## START GIVEN RECORDS

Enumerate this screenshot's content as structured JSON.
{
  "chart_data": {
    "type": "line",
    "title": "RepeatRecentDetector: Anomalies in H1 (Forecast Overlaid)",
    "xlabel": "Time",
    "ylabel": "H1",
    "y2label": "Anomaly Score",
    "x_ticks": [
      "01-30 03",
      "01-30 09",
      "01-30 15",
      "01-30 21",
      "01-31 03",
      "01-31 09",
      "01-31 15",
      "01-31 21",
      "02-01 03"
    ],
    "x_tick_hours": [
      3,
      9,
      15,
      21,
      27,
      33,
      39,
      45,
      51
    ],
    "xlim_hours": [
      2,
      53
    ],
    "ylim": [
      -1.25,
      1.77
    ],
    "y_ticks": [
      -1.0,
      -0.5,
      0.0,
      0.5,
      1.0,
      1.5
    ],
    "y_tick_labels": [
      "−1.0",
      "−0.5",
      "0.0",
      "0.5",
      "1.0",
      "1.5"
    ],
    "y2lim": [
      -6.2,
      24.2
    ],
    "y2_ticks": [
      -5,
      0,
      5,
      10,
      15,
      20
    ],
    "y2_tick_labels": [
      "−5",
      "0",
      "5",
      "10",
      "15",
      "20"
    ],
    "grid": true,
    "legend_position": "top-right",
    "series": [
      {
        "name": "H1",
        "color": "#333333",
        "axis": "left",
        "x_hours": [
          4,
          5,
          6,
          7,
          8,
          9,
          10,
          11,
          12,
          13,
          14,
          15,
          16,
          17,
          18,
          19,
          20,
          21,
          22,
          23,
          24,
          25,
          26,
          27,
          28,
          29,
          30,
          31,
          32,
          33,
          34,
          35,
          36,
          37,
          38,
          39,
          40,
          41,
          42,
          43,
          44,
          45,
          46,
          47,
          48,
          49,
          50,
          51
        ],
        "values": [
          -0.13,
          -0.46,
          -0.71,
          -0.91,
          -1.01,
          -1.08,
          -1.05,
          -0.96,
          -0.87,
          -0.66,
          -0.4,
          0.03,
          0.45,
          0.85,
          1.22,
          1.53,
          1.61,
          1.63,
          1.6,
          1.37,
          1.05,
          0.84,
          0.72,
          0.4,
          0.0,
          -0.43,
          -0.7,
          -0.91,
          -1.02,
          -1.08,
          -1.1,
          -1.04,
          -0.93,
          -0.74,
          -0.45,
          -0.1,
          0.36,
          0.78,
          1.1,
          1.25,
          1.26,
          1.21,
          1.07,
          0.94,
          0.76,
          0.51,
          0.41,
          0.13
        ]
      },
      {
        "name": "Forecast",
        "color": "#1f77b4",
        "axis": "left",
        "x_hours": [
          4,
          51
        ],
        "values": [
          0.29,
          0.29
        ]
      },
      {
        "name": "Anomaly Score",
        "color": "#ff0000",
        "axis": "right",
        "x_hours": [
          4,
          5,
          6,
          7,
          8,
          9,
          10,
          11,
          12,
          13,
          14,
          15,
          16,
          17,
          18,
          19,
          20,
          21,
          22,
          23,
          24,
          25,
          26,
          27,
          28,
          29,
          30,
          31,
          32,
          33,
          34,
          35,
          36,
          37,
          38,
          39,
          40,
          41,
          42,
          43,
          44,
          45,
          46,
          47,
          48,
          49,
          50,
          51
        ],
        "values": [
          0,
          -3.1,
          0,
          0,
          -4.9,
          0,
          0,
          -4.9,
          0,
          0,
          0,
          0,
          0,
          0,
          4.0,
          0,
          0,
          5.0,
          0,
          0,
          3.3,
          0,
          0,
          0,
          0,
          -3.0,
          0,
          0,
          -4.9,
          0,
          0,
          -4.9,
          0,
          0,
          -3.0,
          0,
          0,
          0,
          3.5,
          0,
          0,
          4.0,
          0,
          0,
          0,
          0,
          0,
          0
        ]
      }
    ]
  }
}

## END GIVEN RECORDS

REQUIREMENTS >> Search the listing above for the string "right". Copy every line that contains it.

IN RESPONSE >>
    "legend_position": "top-right",
        "axis": "right",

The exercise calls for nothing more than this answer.